▸ WHAT IS EXPECTED:
Reply with one number only, the count of lines holding the string "traders".

▸ PROVIDED DATA:
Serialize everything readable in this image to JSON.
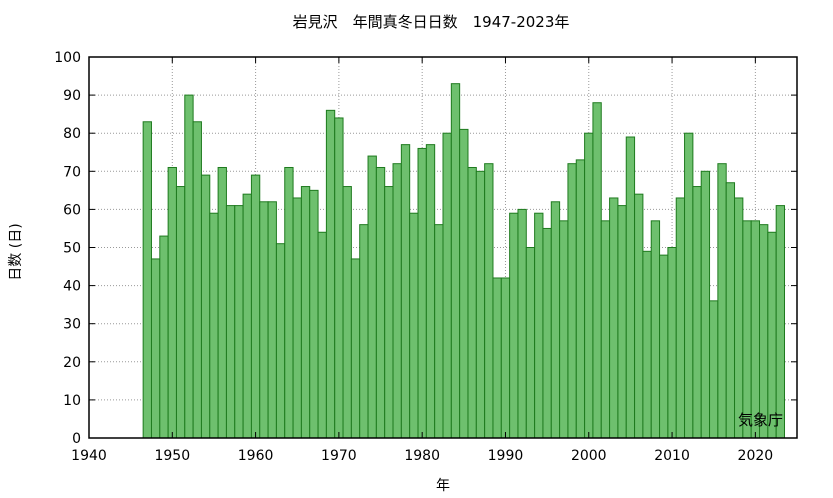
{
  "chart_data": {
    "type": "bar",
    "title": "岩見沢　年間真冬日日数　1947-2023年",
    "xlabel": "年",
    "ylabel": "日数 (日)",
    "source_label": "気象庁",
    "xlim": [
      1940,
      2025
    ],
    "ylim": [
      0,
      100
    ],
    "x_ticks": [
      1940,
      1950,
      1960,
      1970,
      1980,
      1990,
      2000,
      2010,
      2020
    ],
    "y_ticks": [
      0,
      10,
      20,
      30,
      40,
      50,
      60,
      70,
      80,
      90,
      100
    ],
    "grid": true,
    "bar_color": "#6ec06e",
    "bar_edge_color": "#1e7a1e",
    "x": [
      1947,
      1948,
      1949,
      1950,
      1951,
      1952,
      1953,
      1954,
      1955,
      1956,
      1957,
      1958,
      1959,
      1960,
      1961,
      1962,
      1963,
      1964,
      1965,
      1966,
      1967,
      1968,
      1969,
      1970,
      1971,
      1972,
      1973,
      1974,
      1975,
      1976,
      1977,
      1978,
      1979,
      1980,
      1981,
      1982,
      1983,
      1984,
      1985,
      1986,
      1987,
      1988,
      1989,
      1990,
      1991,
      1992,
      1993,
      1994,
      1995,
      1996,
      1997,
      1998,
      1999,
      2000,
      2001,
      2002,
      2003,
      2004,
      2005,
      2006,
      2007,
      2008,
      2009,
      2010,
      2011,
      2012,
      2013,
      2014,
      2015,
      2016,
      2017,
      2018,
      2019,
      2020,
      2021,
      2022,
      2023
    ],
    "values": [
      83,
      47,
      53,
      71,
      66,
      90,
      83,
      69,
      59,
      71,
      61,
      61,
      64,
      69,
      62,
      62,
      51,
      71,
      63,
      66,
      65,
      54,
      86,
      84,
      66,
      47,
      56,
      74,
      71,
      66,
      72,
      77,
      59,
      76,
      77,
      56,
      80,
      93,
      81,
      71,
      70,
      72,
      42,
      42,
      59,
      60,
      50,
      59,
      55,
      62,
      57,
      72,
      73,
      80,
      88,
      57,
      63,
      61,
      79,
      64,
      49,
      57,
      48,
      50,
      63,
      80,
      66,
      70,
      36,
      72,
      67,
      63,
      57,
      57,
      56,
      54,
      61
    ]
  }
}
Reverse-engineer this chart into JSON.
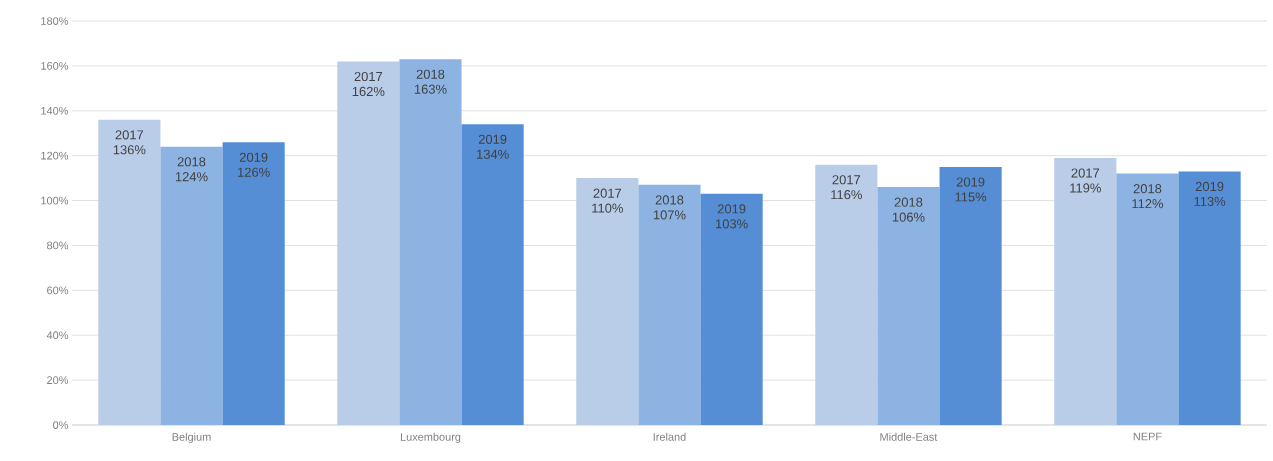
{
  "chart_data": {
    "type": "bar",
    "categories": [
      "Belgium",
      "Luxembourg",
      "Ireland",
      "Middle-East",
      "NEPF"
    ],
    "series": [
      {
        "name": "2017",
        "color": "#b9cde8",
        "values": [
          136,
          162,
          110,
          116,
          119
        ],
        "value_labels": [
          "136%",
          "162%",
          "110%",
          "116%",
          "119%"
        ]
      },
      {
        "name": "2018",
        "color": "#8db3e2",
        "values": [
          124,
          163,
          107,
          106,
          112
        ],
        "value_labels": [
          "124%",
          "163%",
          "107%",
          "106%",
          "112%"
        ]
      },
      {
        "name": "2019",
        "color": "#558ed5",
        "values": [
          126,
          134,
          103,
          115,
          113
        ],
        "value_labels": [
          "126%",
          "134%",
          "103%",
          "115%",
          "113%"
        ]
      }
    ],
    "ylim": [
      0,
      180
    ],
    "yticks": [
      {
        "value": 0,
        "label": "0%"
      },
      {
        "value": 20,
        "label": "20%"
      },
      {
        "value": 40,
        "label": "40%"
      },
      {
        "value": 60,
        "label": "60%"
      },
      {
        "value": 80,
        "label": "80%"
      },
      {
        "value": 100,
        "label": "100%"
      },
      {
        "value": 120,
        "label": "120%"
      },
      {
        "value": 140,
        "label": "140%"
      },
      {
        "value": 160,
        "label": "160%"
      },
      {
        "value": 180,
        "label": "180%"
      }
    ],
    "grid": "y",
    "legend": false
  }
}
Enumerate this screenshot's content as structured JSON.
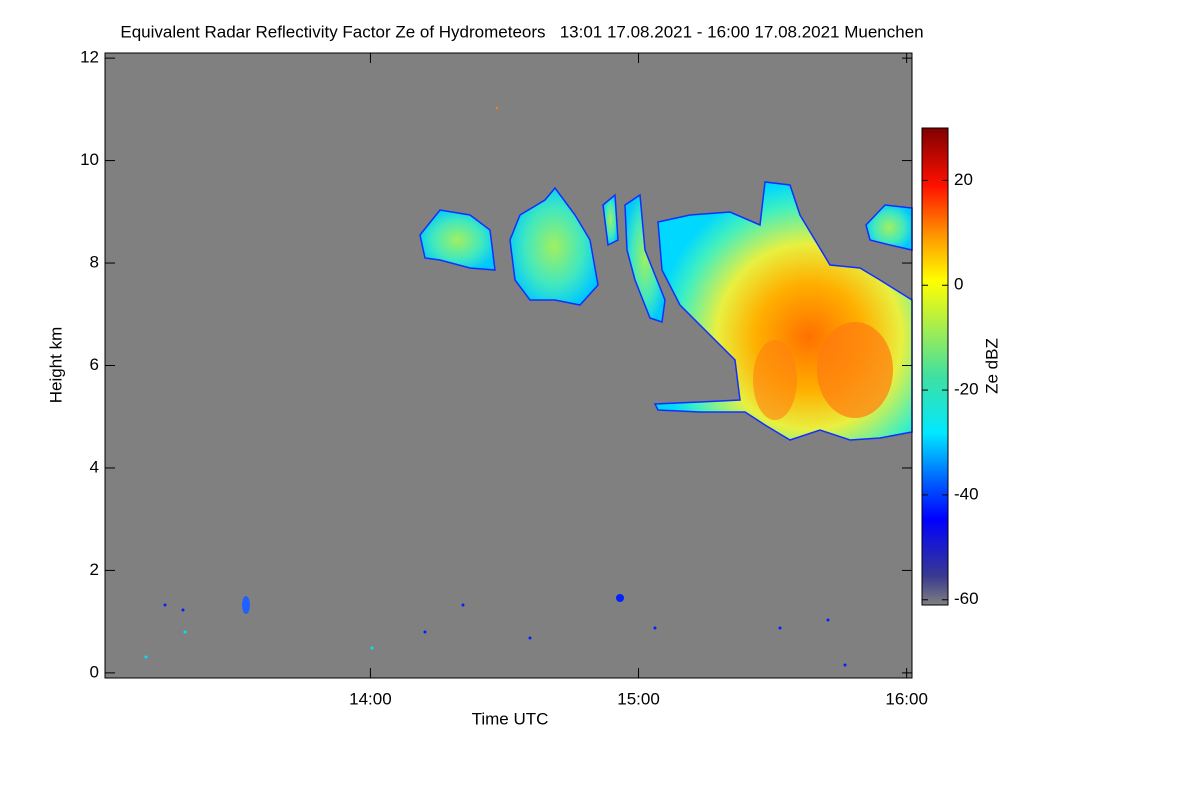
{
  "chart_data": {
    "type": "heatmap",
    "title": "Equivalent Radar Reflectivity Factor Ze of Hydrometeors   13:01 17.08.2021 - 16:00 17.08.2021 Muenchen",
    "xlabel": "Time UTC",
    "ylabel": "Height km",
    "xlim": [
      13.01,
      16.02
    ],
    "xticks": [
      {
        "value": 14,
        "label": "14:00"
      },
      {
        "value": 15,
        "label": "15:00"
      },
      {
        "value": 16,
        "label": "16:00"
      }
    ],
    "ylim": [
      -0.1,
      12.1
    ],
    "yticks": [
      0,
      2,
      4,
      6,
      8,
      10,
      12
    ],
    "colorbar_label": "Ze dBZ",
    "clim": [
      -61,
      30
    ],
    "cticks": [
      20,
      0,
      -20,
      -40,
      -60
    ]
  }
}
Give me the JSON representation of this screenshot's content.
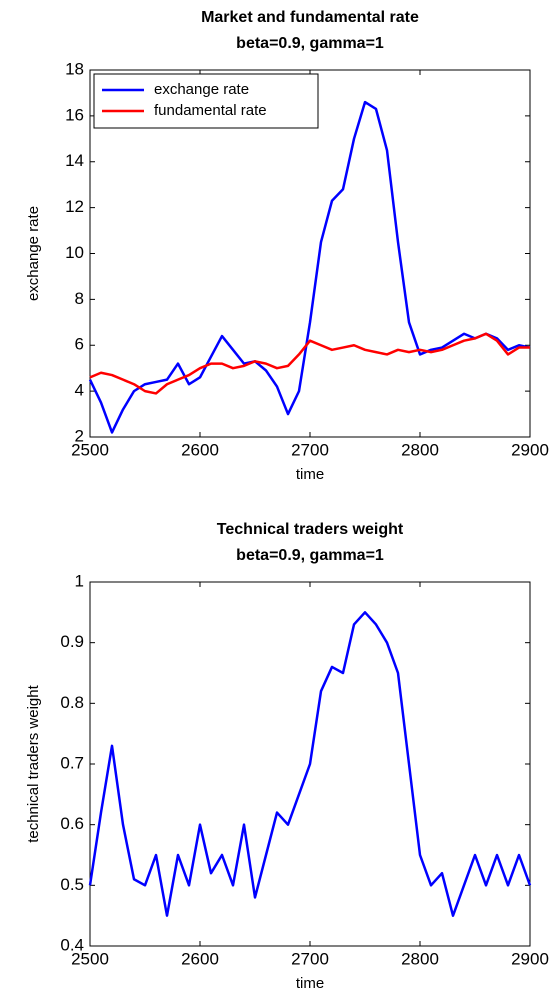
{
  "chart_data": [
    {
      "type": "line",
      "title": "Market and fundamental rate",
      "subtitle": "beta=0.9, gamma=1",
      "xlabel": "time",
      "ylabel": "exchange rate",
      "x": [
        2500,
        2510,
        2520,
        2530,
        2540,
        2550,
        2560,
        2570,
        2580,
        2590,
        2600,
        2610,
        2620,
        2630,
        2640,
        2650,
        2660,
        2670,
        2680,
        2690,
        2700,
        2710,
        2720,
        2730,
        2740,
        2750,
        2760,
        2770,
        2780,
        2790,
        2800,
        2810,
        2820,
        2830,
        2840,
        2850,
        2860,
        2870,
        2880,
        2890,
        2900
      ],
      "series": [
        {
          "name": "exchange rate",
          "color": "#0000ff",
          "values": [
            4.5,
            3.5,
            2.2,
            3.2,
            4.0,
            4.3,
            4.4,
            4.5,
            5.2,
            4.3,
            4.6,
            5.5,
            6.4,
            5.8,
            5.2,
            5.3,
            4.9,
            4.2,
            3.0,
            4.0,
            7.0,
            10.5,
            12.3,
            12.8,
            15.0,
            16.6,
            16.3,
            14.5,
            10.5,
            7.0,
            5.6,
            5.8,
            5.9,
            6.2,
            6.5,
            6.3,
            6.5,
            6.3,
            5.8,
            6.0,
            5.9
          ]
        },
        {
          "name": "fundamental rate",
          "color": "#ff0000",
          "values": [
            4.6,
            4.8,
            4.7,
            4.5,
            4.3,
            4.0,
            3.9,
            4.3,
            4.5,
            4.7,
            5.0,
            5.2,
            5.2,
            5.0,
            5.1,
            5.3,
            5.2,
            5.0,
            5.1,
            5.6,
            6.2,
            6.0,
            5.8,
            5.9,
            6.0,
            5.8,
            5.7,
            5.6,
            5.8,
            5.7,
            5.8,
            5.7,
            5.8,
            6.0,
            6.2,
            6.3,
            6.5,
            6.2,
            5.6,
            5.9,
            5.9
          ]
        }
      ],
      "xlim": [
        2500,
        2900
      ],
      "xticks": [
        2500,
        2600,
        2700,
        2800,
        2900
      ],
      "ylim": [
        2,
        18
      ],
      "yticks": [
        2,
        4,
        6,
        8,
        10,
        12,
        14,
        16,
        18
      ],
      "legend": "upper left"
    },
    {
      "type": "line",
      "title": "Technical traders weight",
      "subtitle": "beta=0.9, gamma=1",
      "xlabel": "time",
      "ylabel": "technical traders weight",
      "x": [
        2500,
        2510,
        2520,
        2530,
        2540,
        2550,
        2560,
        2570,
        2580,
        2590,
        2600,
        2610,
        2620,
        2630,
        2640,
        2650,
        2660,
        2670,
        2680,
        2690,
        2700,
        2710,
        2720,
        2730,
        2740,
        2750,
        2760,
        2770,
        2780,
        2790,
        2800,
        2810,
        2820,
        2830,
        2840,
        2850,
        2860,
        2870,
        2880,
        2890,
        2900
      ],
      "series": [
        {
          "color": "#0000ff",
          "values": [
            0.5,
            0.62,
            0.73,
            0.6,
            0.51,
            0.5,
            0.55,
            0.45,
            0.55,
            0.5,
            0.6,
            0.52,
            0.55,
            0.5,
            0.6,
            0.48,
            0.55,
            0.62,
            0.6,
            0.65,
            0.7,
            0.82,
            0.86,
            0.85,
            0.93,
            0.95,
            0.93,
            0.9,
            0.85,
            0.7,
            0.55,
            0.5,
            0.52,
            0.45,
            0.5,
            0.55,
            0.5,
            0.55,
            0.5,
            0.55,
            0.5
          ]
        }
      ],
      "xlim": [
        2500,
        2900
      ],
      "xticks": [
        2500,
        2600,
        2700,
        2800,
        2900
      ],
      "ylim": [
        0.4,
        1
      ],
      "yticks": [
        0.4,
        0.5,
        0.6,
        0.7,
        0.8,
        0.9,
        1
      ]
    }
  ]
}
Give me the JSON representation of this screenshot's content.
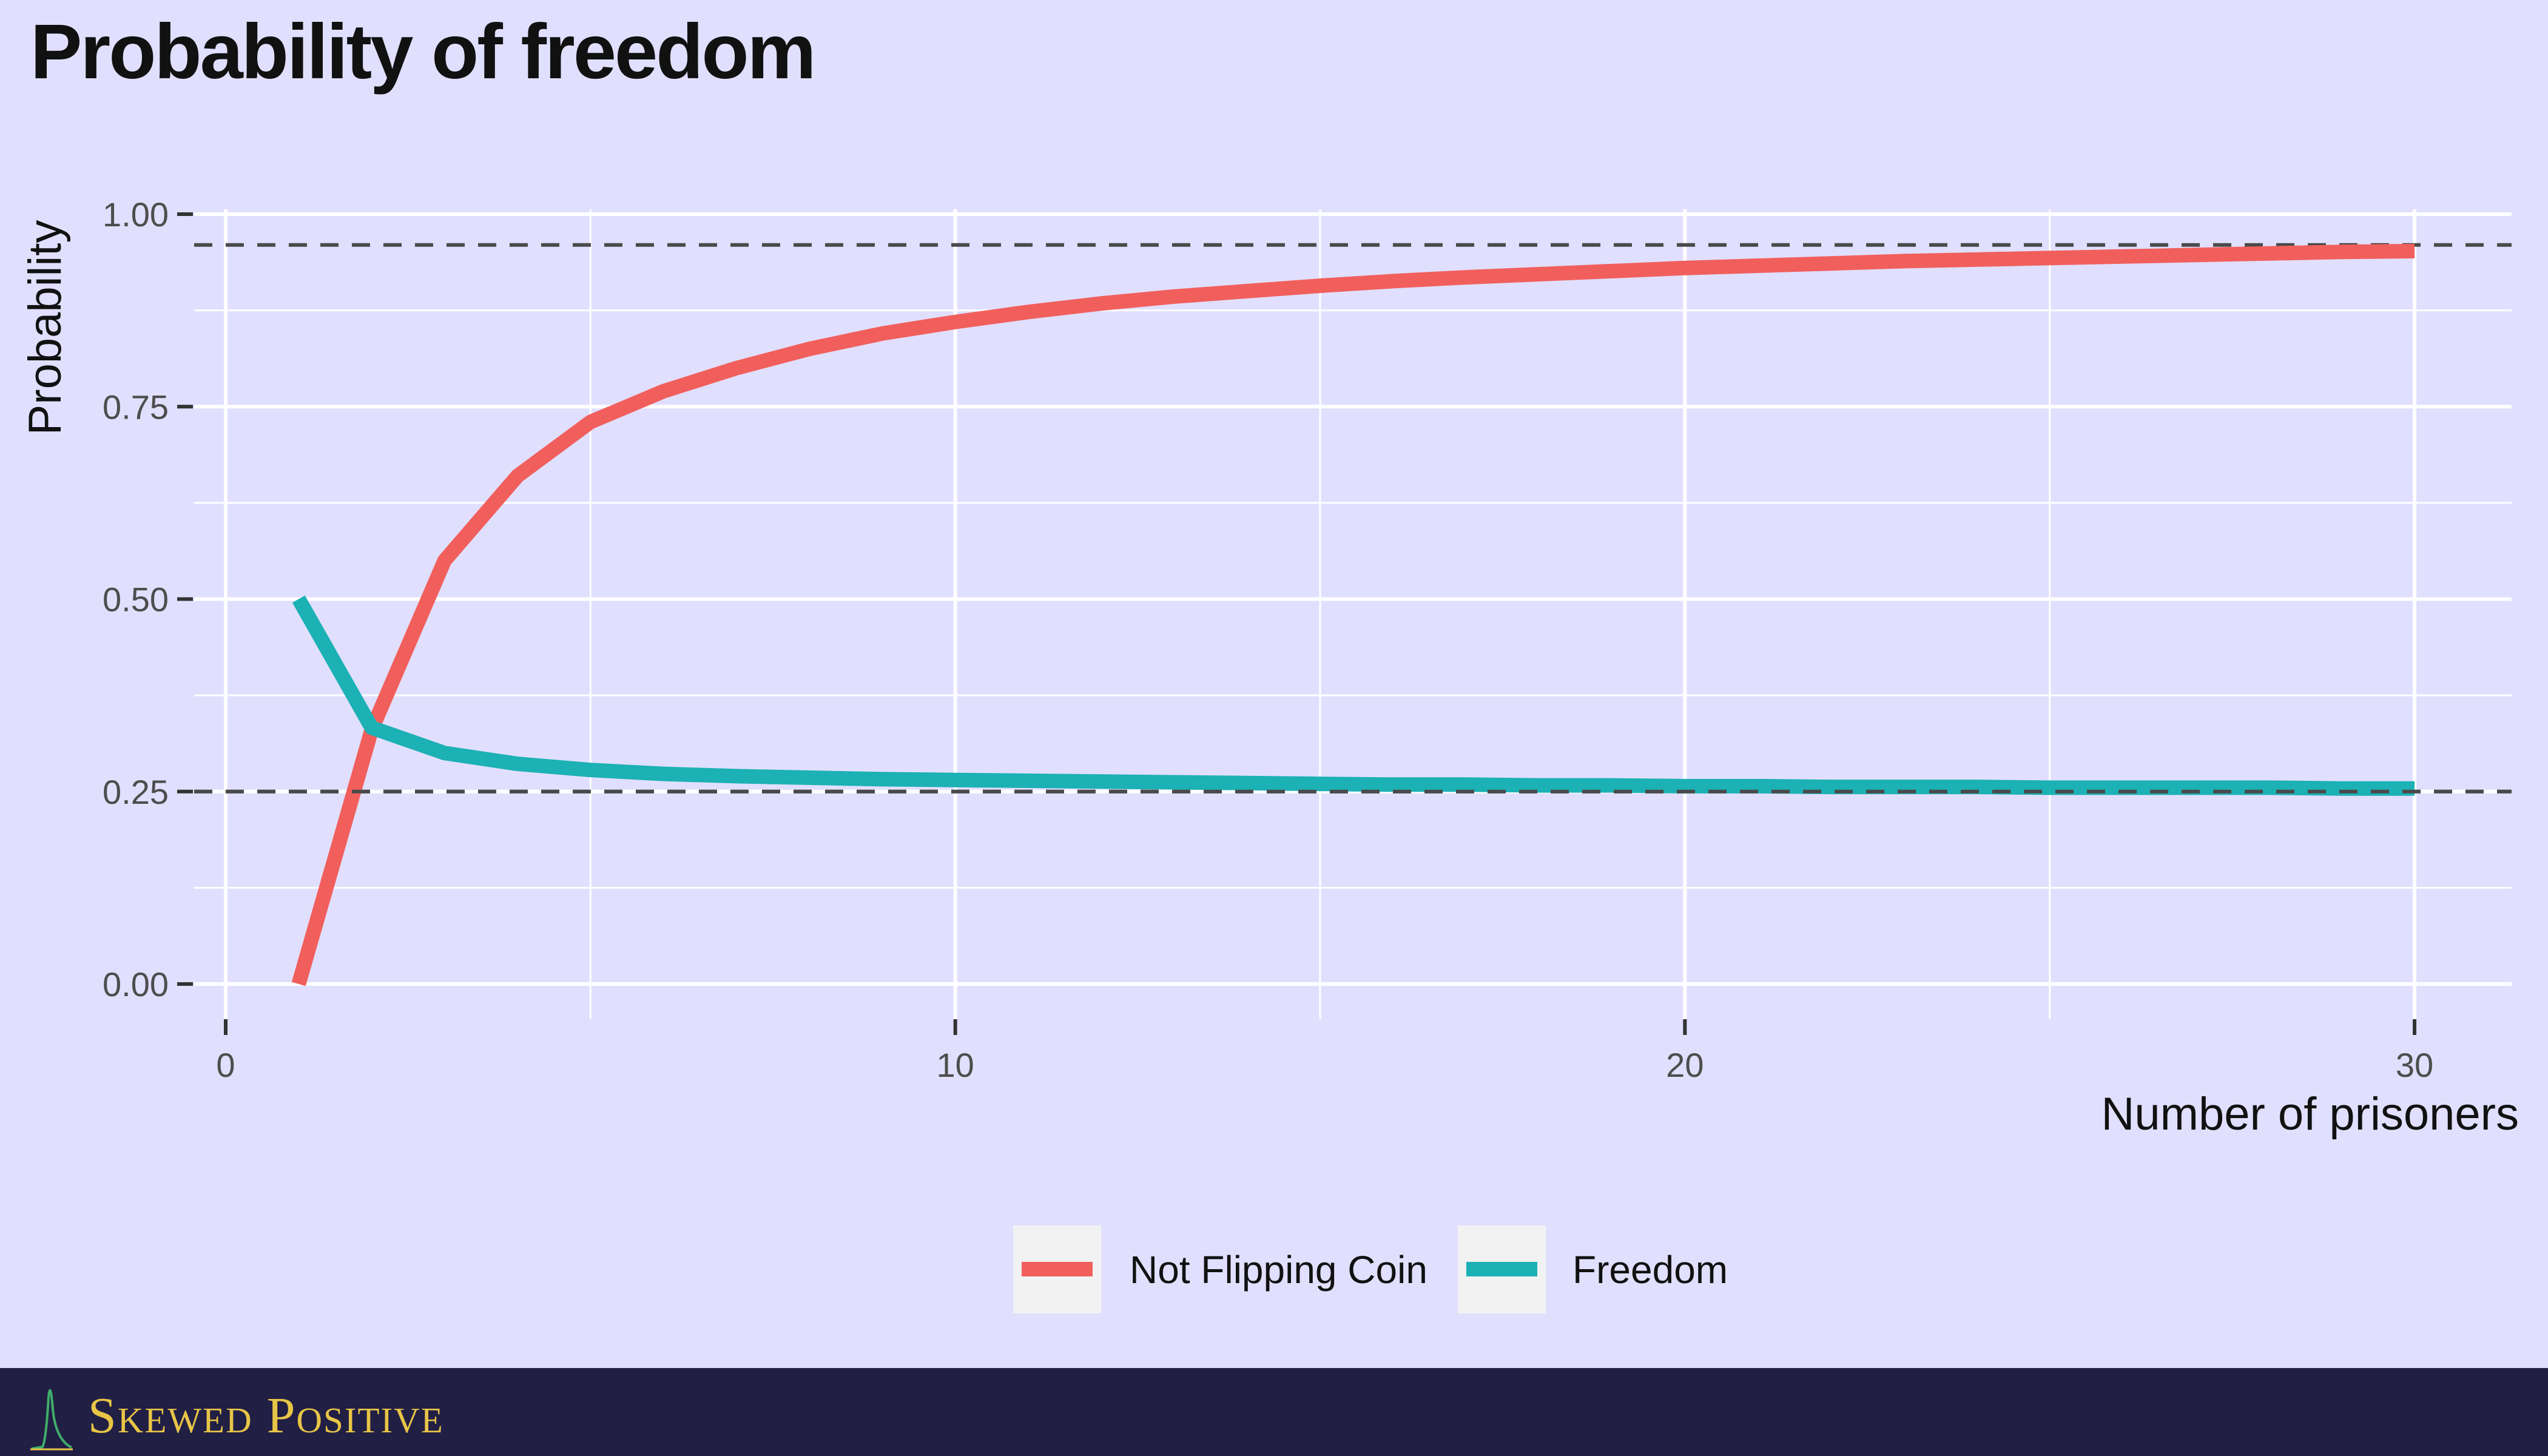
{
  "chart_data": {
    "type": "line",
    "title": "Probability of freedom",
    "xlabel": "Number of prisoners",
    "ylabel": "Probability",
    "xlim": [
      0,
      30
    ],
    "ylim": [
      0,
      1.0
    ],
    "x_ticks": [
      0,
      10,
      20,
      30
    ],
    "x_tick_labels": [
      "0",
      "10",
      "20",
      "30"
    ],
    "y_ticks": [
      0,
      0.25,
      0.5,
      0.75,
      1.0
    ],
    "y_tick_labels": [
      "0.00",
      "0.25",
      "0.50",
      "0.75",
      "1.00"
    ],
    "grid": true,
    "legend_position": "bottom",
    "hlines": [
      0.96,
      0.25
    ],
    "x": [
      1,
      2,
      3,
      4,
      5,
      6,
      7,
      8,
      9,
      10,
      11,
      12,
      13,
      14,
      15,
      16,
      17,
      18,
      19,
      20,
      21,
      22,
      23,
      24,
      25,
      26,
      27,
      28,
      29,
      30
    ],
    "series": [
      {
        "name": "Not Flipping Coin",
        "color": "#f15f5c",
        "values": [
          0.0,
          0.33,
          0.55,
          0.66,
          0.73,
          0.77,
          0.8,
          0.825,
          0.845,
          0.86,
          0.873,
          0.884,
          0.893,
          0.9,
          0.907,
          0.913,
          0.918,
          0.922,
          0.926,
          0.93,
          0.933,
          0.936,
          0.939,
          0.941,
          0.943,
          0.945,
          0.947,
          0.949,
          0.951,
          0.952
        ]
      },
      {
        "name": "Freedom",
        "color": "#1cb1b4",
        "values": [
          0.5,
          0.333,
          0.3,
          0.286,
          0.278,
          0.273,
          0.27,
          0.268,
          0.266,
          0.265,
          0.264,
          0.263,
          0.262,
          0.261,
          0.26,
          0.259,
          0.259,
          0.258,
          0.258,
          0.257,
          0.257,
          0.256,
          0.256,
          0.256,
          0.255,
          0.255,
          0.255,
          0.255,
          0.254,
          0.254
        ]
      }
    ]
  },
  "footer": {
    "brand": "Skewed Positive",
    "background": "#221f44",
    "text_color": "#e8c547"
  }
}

▸ ANSWER FOR THE TASK:
2